Excerpt from a dataset:
================================
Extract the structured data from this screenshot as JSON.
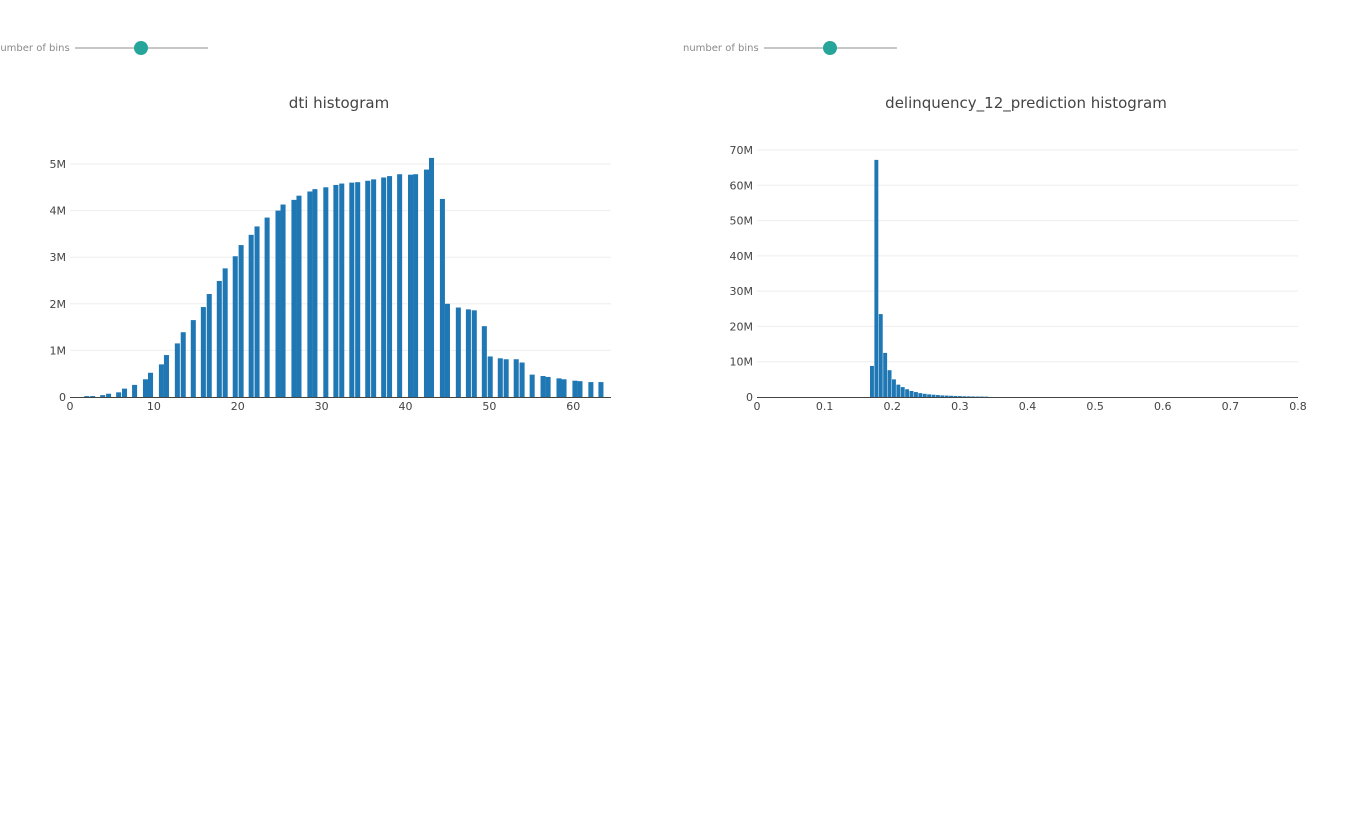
{
  "sliders": [
    {
      "label": "number of bins",
      "value_fraction": 0.5
    },
    {
      "label": "number of bins",
      "value_fraction": 0.5
    }
  ],
  "chart_data": [
    {
      "type": "bar",
      "title": "dti histogram",
      "xlabel": "",
      "ylabel": "",
      "xlim": [
        0,
        64.5
      ],
      "ylim": [
        0,
        5300000
      ],
      "x_ticks": [
        0,
        10,
        20,
        30,
        40,
        50,
        60
      ],
      "x_tick_labels": [
        "0",
        "10",
        "20",
        "30",
        "40",
        "50",
        "60"
      ],
      "y_ticks": [
        0,
        1000000,
        2000000,
        3000000,
        4000000,
        5000000
      ],
      "y_tick_labels": [
        "0",
        "1M",
        "2M",
        "3M",
        "4M",
        "5M"
      ],
      "bar_width": 0.6,
      "color": "#1f77b4",
      "grid": true,
      "x": [
        2,
        2.7,
        3.9,
        4.6,
        5.8,
        6.5,
        7.7,
        9.0,
        9.6,
        10.9,
        11.5,
        12.8,
        13.5,
        14.7,
        15.9,
        16.6,
        17.8,
        18.5,
        19.7,
        20.4,
        21.6,
        22.3,
        23.5,
        24.8,
        25.4,
        26.7,
        27.3,
        28.6,
        29.2,
        30.5,
        31.7,
        32.4,
        33.6,
        34.3,
        35.5,
        36.2,
        37.4,
        38.1,
        39.3,
        40.6,
        41.2,
        42.5,
        43.1,
        44.4,
        45.0,
        46.3,
        47.5,
        48.2,
        49.4,
        50.1,
        51.3,
        52.0,
        53.2,
        53.9,
        55.1,
        56.4,
        57.0,
        58.3,
        58.9,
        60.2,
        60.8,
        62.1,
        63.3
      ],
      "values": [
        20000,
        20000,
        40000,
        70000,
        100000,
        180000,
        260000,
        380000,
        520000,
        700000,
        900000,
        1150000,
        1390000,
        1650000,
        1930000,
        2210000,
        2490000,
        2760000,
        3020000,
        3260000,
        3480000,
        3660000,
        3850000,
        4000000,
        4130000,
        4230000,
        4320000,
        4410000,
        4460000,
        4500000,
        4550000,
        4580000,
        4600000,
        4610000,
        4640000,
        4670000,
        4710000,
        4740000,
        4780000,
        4770000,
        4780000,
        4880000,
        5130000,
        4250000,
        2000000,
        1920000,
        1880000,
        1860000,
        1520000,
        870000,
        830000,
        810000,
        810000,
        740000,
        480000,
        450000,
        430000,
        400000,
        380000,
        350000,
        340000,
        320000,
        320000
      ]
    },
    {
      "type": "bar",
      "title": "delinquency_12_prediction histogram",
      "xlabel": "",
      "ylabel": "",
      "xlim": [
        0,
        0.8
      ],
      "ylim": [
        0,
        70000000
      ],
      "x_ticks": [
        0,
        0.1,
        0.2,
        0.3,
        0.4,
        0.5,
        0.6,
        0.7,
        0.8
      ],
      "x_tick_labels": [
        "0",
        "0.1",
        "0.2",
        "0.3",
        "0.4",
        "0.5",
        "0.6",
        "0.7",
        "0.8"
      ],
      "y_ticks": [
        0,
        10000000,
        20000000,
        30000000,
        40000000,
        50000000,
        60000000,
        70000000
      ],
      "y_tick_labels": [
        "0",
        "10M",
        "20M",
        "30M",
        "40M",
        "50M",
        "60M",
        "70M"
      ],
      "bar_width": 0.0058,
      "color": "#1f77b4",
      "grid": true,
      "x": [
        0.17,
        0.1765,
        0.183,
        0.1895,
        0.196,
        0.2025,
        0.209,
        0.2155,
        0.222,
        0.2285,
        0.235,
        0.2415,
        0.248,
        0.2545,
        0.261,
        0.2675,
        0.274,
        0.2805,
        0.287,
        0.2935,
        0.3,
        0.3065,
        0.313,
        0.3195,
        0.326,
        0.3325,
        0.339
      ],
      "values": [
        8800000,
        67200000,
        23500000,
        12500000,
        7600000,
        5000000,
        3500000,
        2800000,
        2200000,
        1700000,
        1400000,
        1100000,
        900000,
        750000,
        650000,
        550000,
        450000,
        400000,
        350000,
        300000,
        250000,
        200000,
        180000,
        150000,
        130000,
        120000,
        100000
      ]
    }
  ]
}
================================
The task
Omit the pictures and give the material again, exactly and in full.

Task solution
Extract the structured data from this screenshot as JSON.
{
  "sliders": [
    {
      "label": "number of bins",
      "value_fraction": 0.5
    },
    {
      "label": "number of bins",
      "value_fraction": 0.5
    }
  ],
  "chart_data": [
    {
      "type": "bar",
      "title": "dti histogram",
      "xlabel": "",
      "ylabel": "",
      "xlim": [
        0,
        64.5
      ],
      "ylim": [
        0,
        5300000
      ],
      "x_ticks": [
        0,
        10,
        20,
        30,
        40,
        50,
        60
      ],
      "x_tick_labels": [
        "0",
        "10",
        "20",
        "30",
        "40",
        "50",
        "60"
      ],
      "y_ticks": [
        0,
        1000000,
        2000000,
        3000000,
        4000000,
        5000000
      ],
      "y_tick_labels": [
        "0",
        "1M",
        "2M",
        "3M",
        "4M",
        "5M"
      ],
      "bar_width": 0.6,
      "color": "#1f77b4",
      "grid": true,
      "x": [
        2,
        2.7,
        3.9,
        4.6,
        5.8,
        6.5,
        7.7,
        9.0,
        9.6,
        10.9,
        11.5,
        12.8,
        13.5,
        14.7,
        15.9,
        16.6,
        17.8,
        18.5,
        19.7,
        20.4,
        21.6,
        22.3,
        23.5,
        24.8,
        25.4,
        26.7,
        27.3,
        28.6,
        29.2,
        30.5,
        31.7,
        32.4,
        33.6,
        34.3,
        35.5,
        36.2,
        37.4,
        38.1,
        39.3,
        40.6,
        41.2,
        42.5,
        43.1,
        44.4,
        45.0,
        46.3,
        47.5,
        48.2,
        49.4,
        50.1,
        51.3,
        52.0,
        53.2,
        53.9,
        55.1,
        56.4,
        57.0,
        58.3,
        58.9,
        60.2,
        60.8,
        62.1,
        63.3
      ],
      "values": [
        20000,
        20000,
        40000,
        70000,
        100000,
        180000,
        260000,
        380000,
        520000,
        700000,
        900000,
        1150000,
        1390000,
        1650000,
        1930000,
        2210000,
        2490000,
        2760000,
        3020000,
        3260000,
        3480000,
        3660000,
        3850000,
        4000000,
        4130000,
        4230000,
        4320000,
        4410000,
        4460000,
        4500000,
        4550000,
        4580000,
        4600000,
        4610000,
        4640000,
        4670000,
        4710000,
        4740000,
        4780000,
        4770000,
        4780000,
        4880000,
        5130000,
        4250000,
        2000000,
        1920000,
        1880000,
        1860000,
        1520000,
        870000,
        830000,
        810000,
        810000,
        740000,
        480000,
        450000,
        430000,
        400000,
        380000,
        350000,
        340000,
        320000,
        320000
      ]
    },
    {
      "type": "bar",
      "title": "delinquency_12_prediction histogram",
      "xlabel": "",
      "ylabel": "",
      "xlim": [
        0,
        0.8
      ],
      "ylim": [
        0,
        70000000
      ],
      "x_ticks": [
        0,
        0.1,
        0.2,
        0.3,
        0.4,
        0.5,
        0.6,
        0.7,
        0.8
      ],
      "x_tick_labels": [
        "0",
        "0.1",
        "0.2",
        "0.3",
        "0.4",
        "0.5",
        "0.6",
        "0.7",
        "0.8"
      ],
      "y_ticks": [
        0,
        10000000,
        20000000,
        30000000,
        40000000,
        50000000,
        60000000,
        70000000
      ],
      "y_tick_labels": [
        "0",
        "10M",
        "20M",
        "30M",
        "40M",
        "50M",
        "60M",
        "70M"
      ],
      "bar_width": 0.0058,
      "color": "#1f77b4",
      "grid": true,
      "x": [
        0.17,
        0.1765,
        0.183,
        0.1895,
        0.196,
        0.2025,
        0.209,
        0.2155,
        0.222,
        0.2285,
        0.235,
        0.2415,
        0.248,
        0.2545,
        0.261,
        0.2675,
        0.274,
        0.2805,
        0.287,
        0.2935,
        0.3,
        0.3065,
        0.313,
        0.3195,
        0.326,
        0.3325,
        0.339
      ],
      "values": [
        8800000,
        67200000,
        23500000,
        12500000,
        7600000,
        5000000,
        3500000,
        2800000,
        2200000,
        1700000,
        1400000,
        1100000,
        900000,
        750000,
        650000,
        550000,
        450000,
        400000,
        350000,
        300000,
        250000,
        200000,
        180000,
        150000,
        130000,
        120000,
        100000
      ]
    }
  ]
}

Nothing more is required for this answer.